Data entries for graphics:

§

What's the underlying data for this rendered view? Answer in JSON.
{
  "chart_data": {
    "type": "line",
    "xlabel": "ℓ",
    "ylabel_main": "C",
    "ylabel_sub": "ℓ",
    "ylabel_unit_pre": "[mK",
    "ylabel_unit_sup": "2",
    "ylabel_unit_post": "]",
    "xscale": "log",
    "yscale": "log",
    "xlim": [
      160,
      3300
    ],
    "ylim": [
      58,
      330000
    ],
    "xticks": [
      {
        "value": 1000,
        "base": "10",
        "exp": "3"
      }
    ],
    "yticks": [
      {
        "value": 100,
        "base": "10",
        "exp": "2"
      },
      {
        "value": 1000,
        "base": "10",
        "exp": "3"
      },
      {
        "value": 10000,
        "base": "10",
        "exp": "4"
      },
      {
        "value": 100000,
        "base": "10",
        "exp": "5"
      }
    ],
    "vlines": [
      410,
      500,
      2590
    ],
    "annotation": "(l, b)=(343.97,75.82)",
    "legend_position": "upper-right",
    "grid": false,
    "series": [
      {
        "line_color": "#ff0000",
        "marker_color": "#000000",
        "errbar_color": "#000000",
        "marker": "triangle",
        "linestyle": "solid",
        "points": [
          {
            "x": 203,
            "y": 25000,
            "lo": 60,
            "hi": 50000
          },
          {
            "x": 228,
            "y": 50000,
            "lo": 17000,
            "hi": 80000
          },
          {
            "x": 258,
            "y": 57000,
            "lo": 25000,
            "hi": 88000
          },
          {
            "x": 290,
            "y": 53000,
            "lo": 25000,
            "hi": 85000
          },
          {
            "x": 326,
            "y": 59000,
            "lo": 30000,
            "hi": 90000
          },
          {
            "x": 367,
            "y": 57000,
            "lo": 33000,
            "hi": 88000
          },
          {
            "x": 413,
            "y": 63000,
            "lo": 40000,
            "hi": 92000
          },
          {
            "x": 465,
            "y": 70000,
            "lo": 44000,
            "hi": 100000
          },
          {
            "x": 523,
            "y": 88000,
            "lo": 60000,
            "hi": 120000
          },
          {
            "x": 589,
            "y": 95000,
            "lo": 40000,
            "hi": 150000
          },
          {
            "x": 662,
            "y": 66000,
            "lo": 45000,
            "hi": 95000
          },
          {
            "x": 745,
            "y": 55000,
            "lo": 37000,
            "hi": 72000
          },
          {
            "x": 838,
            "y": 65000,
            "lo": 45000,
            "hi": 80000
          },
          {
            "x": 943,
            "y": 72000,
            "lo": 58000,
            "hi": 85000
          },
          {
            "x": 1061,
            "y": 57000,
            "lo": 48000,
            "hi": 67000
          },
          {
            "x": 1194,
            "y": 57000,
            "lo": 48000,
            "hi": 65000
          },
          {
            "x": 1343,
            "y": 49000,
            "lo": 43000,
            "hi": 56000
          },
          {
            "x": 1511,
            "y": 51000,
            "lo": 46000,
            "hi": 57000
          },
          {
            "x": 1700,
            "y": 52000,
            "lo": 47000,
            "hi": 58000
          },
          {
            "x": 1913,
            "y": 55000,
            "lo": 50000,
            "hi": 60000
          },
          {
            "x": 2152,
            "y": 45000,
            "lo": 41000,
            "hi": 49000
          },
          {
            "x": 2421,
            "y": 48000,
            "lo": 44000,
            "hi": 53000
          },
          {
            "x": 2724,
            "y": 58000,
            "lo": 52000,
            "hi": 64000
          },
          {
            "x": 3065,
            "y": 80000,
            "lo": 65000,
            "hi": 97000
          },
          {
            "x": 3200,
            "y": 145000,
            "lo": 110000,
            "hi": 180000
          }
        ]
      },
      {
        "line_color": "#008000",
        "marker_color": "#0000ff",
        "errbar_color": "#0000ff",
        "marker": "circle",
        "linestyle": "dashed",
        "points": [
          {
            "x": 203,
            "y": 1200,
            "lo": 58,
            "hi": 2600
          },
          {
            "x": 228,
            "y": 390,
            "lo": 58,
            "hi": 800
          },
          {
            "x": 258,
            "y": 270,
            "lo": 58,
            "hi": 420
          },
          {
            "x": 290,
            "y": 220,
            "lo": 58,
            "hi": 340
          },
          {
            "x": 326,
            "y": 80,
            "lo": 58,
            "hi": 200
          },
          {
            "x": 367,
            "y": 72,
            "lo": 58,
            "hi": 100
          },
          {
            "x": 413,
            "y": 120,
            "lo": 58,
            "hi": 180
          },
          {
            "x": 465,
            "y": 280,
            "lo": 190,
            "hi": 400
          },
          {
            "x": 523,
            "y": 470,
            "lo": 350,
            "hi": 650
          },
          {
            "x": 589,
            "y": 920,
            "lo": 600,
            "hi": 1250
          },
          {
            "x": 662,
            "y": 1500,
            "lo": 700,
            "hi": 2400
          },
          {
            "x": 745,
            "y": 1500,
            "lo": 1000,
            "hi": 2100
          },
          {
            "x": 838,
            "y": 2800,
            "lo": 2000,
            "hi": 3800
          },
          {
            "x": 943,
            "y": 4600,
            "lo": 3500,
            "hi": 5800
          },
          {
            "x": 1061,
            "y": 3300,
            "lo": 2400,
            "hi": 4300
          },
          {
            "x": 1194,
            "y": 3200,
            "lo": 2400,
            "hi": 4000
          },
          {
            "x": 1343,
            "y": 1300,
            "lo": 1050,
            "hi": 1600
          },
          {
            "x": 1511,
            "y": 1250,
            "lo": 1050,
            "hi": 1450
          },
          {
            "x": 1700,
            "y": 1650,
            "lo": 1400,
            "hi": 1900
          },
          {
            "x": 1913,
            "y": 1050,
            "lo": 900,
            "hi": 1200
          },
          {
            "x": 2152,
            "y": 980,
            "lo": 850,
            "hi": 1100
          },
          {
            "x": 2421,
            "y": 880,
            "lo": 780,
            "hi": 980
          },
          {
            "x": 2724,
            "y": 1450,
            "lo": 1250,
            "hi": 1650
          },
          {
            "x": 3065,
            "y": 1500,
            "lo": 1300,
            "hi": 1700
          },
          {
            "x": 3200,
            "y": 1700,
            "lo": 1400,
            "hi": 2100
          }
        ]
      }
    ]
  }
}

§

*REQUIREMENT*.
Output the records exactly, including every line.

*ANSWER FOR THIS EXERCISE*.
What's the underlying data for this rendered view? Answer in JSON.
{
  "chart_data": {
    "type": "line",
    "xlabel": "ℓ",
    "ylabel_main": "C",
    "ylabel_sub": "ℓ",
    "ylabel_unit_pre": "[mK",
    "ylabel_unit_sup": "2",
    "ylabel_unit_post": "]",
    "xscale": "log",
    "yscale": "log",
    "xlim": [
      160,
      3300
    ],
    "ylim": [
      58,
      330000
    ],
    "xticks": [
      {
        "value": 1000,
        "base": "10",
        "exp": "3"
      }
    ],
    "yticks": [
      {
        "value": 100,
        "base": "10",
        "exp": "2"
      },
      {
        "value": 1000,
        "base": "10",
        "exp": "3"
      },
      {
        "value": 10000,
        "base": "10",
        "exp": "4"
      },
      {
        "value": 100000,
        "base": "10",
        "exp": "5"
      }
    ],
    "vlines": [
      410,
      500,
      2590
    ],
    "annotation": "(l, b)=(343.97,75.82)",
    "legend_position": "upper-right",
    "grid": false,
    "series": [
      {
        "line_color": "#ff0000",
        "marker_color": "#000000",
        "errbar_color": "#000000",
        "marker": "triangle",
        "linestyle": "solid",
        "points": [
          {
            "x": 203,
            "y": 25000,
            "lo": 60,
            "hi": 50000
          },
          {
            "x": 228,
            "y": 50000,
            "lo": 17000,
            "hi": 80000
          },
          {
            "x": 258,
            "y": 57000,
            "lo": 25000,
            "hi": 88000
          },
          {
            "x": 290,
            "y": 53000,
            "lo": 25000,
            "hi": 85000
          },
          {
            "x": 326,
            "y": 59000,
            "lo": 30000,
            "hi": 90000
          },
          {
            "x": 367,
            "y": 57000,
            "lo": 33000,
            "hi": 88000
          },
          {
            "x": 413,
            "y": 63000,
            "lo": 40000,
            "hi": 92000
          },
          {
            "x": 465,
            "y": 70000,
            "lo": 44000,
            "hi": 100000
          },
          {
            "x": 523,
            "y": 88000,
            "lo": 60000,
            "hi": 120000
          },
          {
            "x": 589,
            "y": 95000,
            "lo": 40000,
            "hi": 150000
          },
          {
            "x": 662,
            "y": 66000,
            "lo": 45000,
            "hi": 95000
          },
          {
            "x": 745,
            "y": 55000,
            "lo": 37000,
            "hi": 72000
          },
          {
            "x": 838,
            "y": 65000,
            "lo": 45000,
            "hi": 80000
          },
          {
            "x": 943,
            "y": 72000,
            "lo": 58000,
            "hi": 85000
          },
          {
            "x": 1061,
            "y": 57000,
            "lo": 48000,
            "hi": 67000
          },
          {
            "x": 1194,
            "y": 57000,
            "lo": 48000,
            "hi": 65000
          },
          {
            "x": 1343,
            "y": 49000,
            "lo": 43000,
            "hi": 56000
          },
          {
            "x": 1511,
            "y": 51000,
            "lo": 46000,
            "hi": 57000
          },
          {
            "x": 1700,
            "y": 52000,
            "lo": 47000,
            "hi": 58000
          },
          {
            "x": 1913,
            "y": 55000,
            "lo": 50000,
            "hi": 60000
          },
          {
            "x": 2152,
            "y": 45000,
            "lo": 41000,
            "hi": 49000
          },
          {
            "x": 2421,
            "y": 48000,
            "lo": 44000,
            "hi": 53000
          },
          {
            "x": 2724,
            "y": 58000,
            "lo": 52000,
            "hi": 64000
          },
          {
            "x": 3065,
            "y": 80000,
            "lo": 65000,
            "hi": 97000
          },
          {
            "x": 3200,
            "y": 145000,
            "lo": 110000,
            "hi": 180000
          }
        ]
      },
      {
        "line_color": "#008000",
        "marker_color": "#0000ff",
        "errbar_color": "#0000ff",
        "marker": "circle",
        "linestyle": "dashed",
        "points": [
          {
            "x": 203,
            "y": 1200,
            "lo": 58,
            "hi": 2600
          },
          {
            "x": 228,
            "y": 390,
            "lo": 58,
            "hi": 800
          },
          {
            "x": 258,
            "y": 270,
            "lo": 58,
            "hi": 420
          },
          {
            "x": 290,
            "y": 220,
            "lo": 58,
            "hi": 340
          },
          {
            "x": 326,
            "y": 80,
            "lo": 58,
            "hi": 200
          },
          {
            "x": 367,
            "y": 72,
            "lo": 58,
            "hi": 100
          },
          {
            "x": 413,
            "y": 120,
            "lo": 58,
            "hi": 180
          },
          {
            "x": 465,
            "y": 280,
            "lo": 190,
            "hi": 400
          },
          {
            "x": 523,
            "y": 470,
            "lo": 350,
            "hi": 650
          },
          {
            "x": 589,
            "y": 920,
            "lo": 600,
            "hi": 1250
          },
          {
            "x": 662,
            "y": 1500,
            "lo": 700,
            "hi": 2400
          },
          {
            "x": 745,
            "y": 1500,
            "lo": 1000,
            "hi": 2100
          },
          {
            "x": 838,
            "y": 2800,
            "lo": 2000,
            "hi": 3800
          },
          {
            "x": 943,
            "y": 4600,
            "lo": 3500,
            "hi": 5800
          },
          {
            "x": 1061,
            "y": 3300,
            "lo": 2400,
            "hi": 4300
          },
          {
            "x": 1194,
            "y": 3200,
            "lo": 2400,
            "hi": 4000
          },
          {
            "x": 1343,
            "y": 1300,
            "lo": 1050,
            "hi": 1600
          },
          {
            "x": 1511,
            "y": 1250,
            "lo": 1050,
            "hi": 1450
          },
          {
            "x": 1700,
            "y": 1650,
            "lo": 1400,
            "hi": 1900
          },
          {
            "x": 1913,
            "y": 1050,
            "lo": 900,
            "hi": 1200
          },
          {
            "x": 2152,
            "y": 980,
            "lo": 850,
            "hi": 1100
          },
          {
            "x": 2421,
            "y": 880,
            "lo": 780,
            "hi": 980
          },
          {
            "x": 2724,
            "y": 1450,
            "lo": 1250,
            "hi": 1650
          },
          {
            "x": 3065,
            "y": 1500,
            "lo": 1300,
            "hi": 1700
          },
          {
            "x": 3200,
            "y": 1700,
            "lo": 1400,
            "hi": 2100
          }
        ]
      }
    ]
  }
}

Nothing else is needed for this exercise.